* Start Entries provided *

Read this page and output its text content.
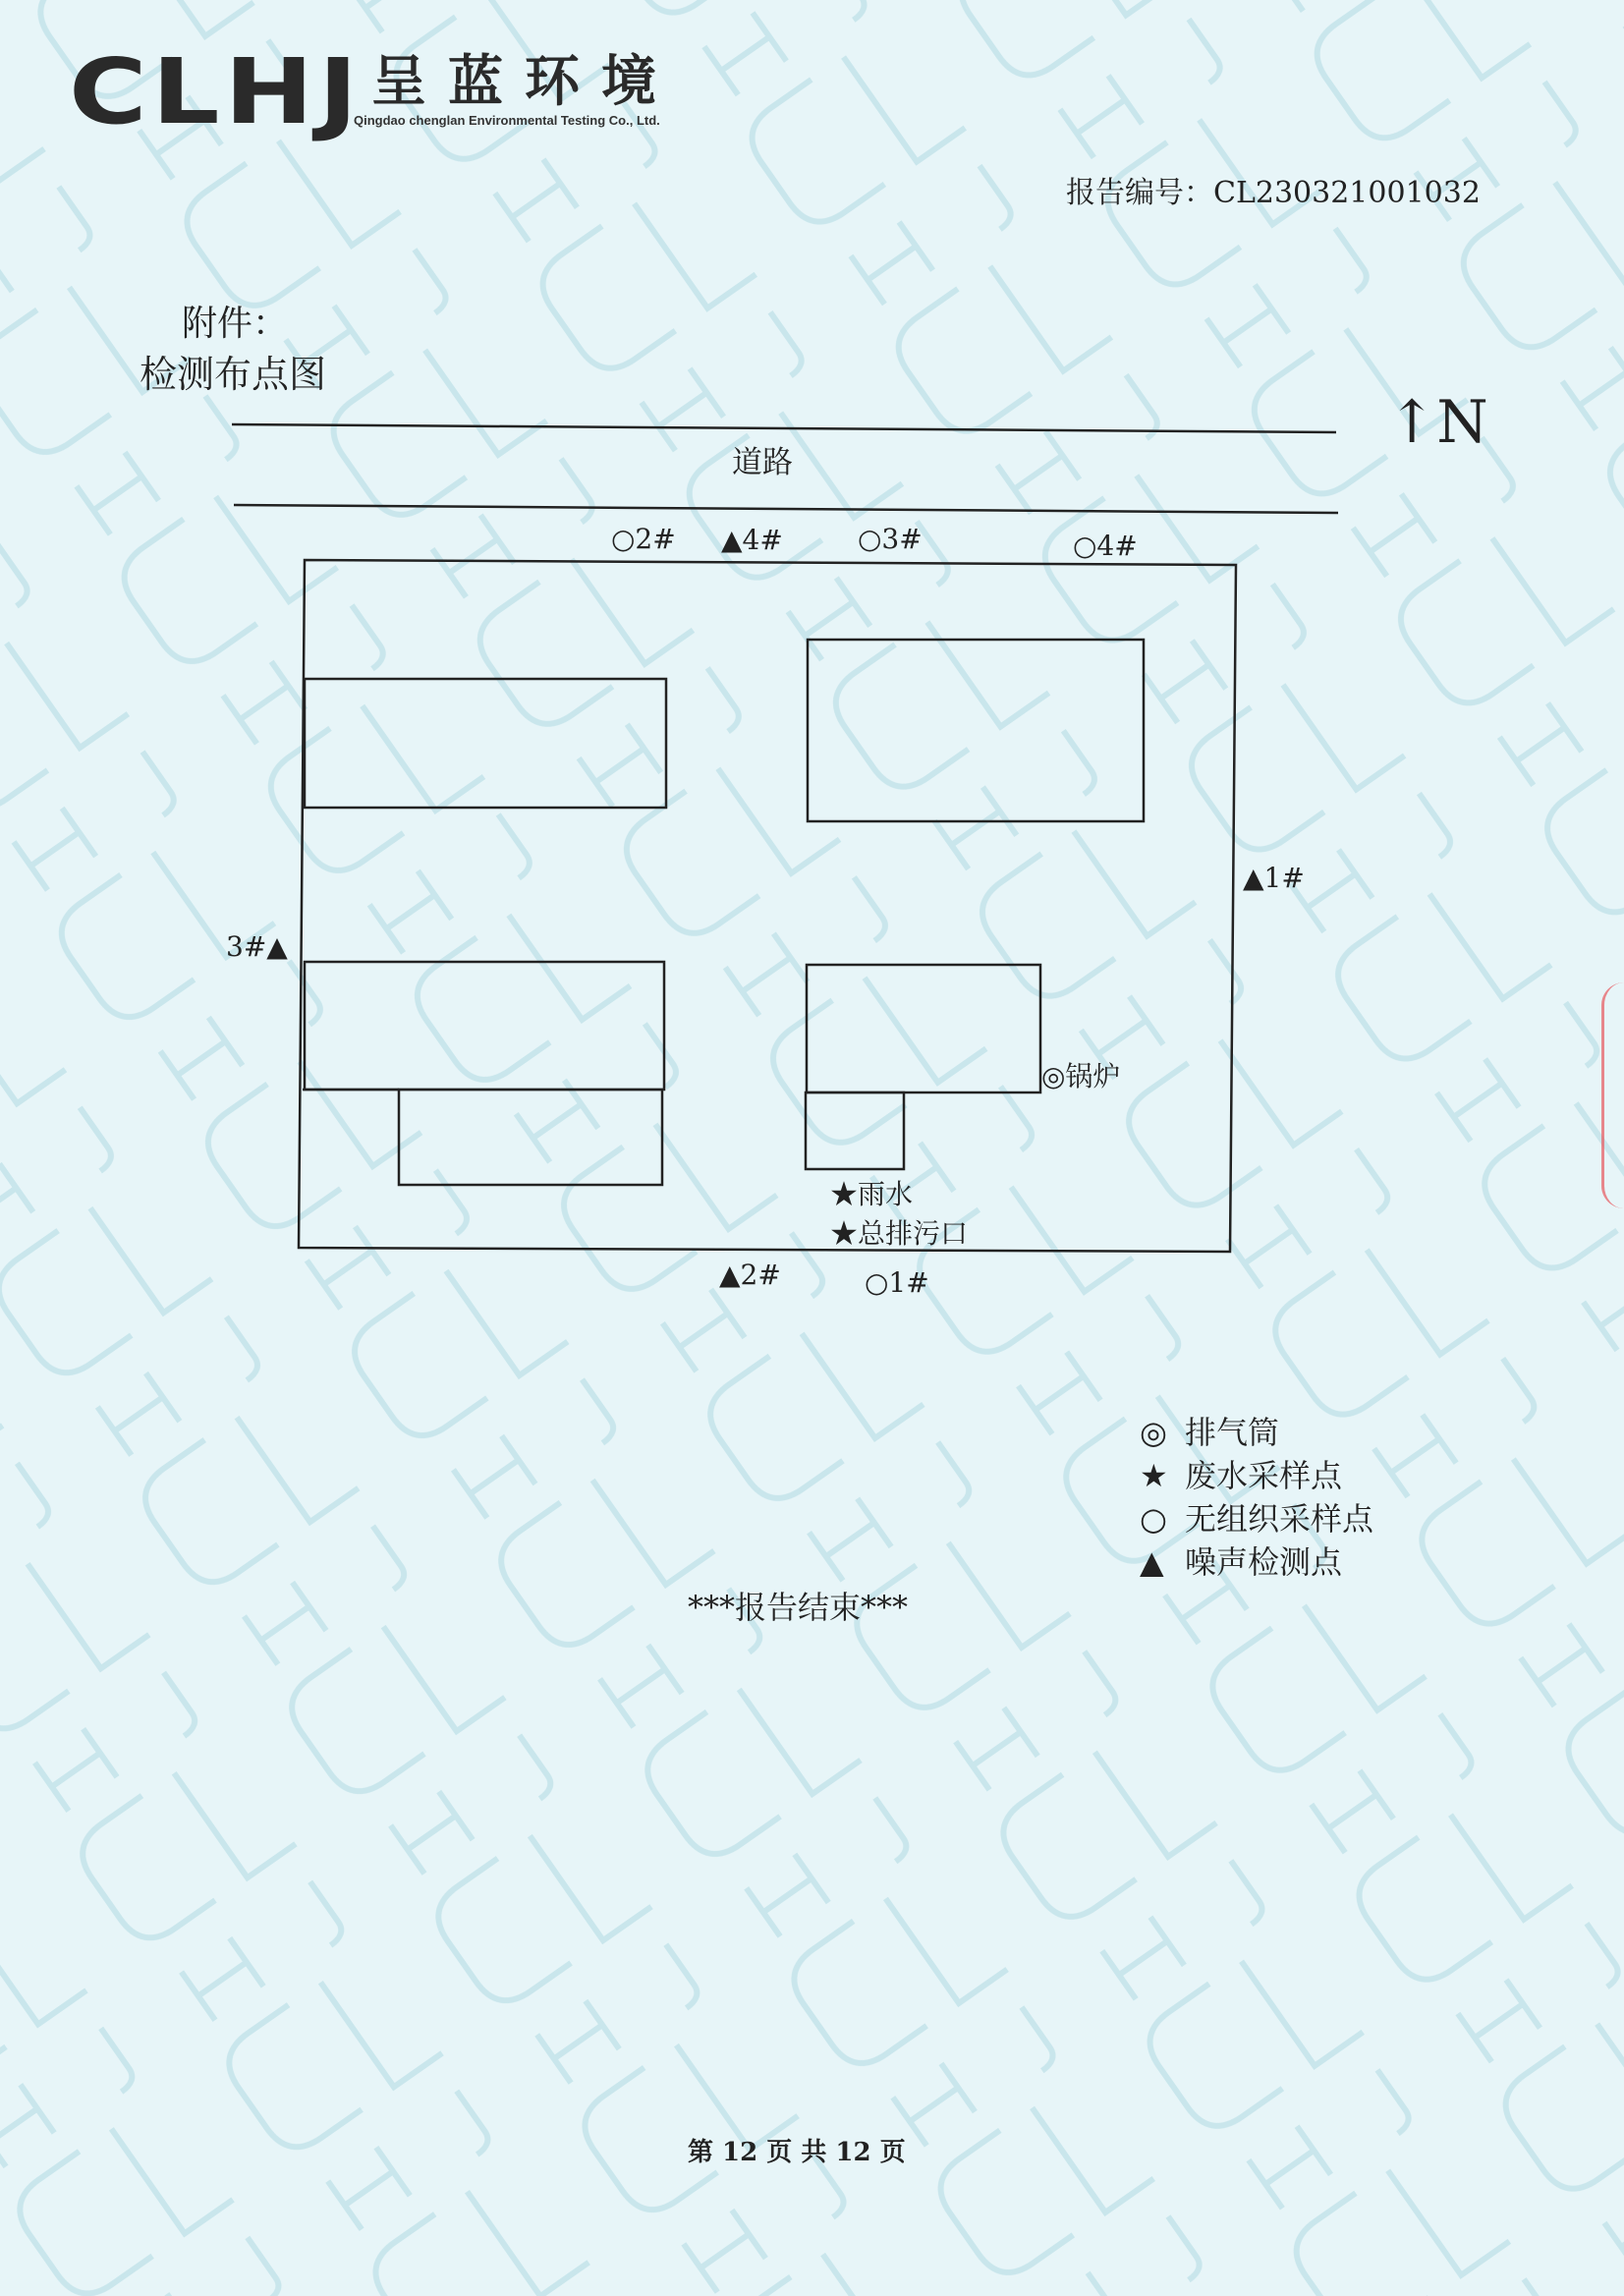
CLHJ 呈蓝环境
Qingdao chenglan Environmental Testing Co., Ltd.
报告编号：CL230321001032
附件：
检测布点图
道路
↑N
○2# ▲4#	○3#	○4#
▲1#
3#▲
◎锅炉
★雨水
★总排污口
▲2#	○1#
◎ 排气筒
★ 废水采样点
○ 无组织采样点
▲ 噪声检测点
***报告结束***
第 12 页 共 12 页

* End Entries provided *

Stated problem
In this exercise, set down all of the data exactly, without the pictures.

Solution
Read this page and output its text content.
CLHJ 呈蓝环境
Qingdao chenglan Environmental Testing Co., Ltd.
报告编号：CL230321001032
附件：
检测布点图
道路
↑N
○2# ▲4#	○3#	○4#
▲1#
3#▲
◎锅炉
★雨水
★总排污口
▲2#	○1#
◎ 排气筒
★ 废水采样点
○ 无组织采样点
▲ 噪声检测点
***报告结束***
第 12 页 共 12 页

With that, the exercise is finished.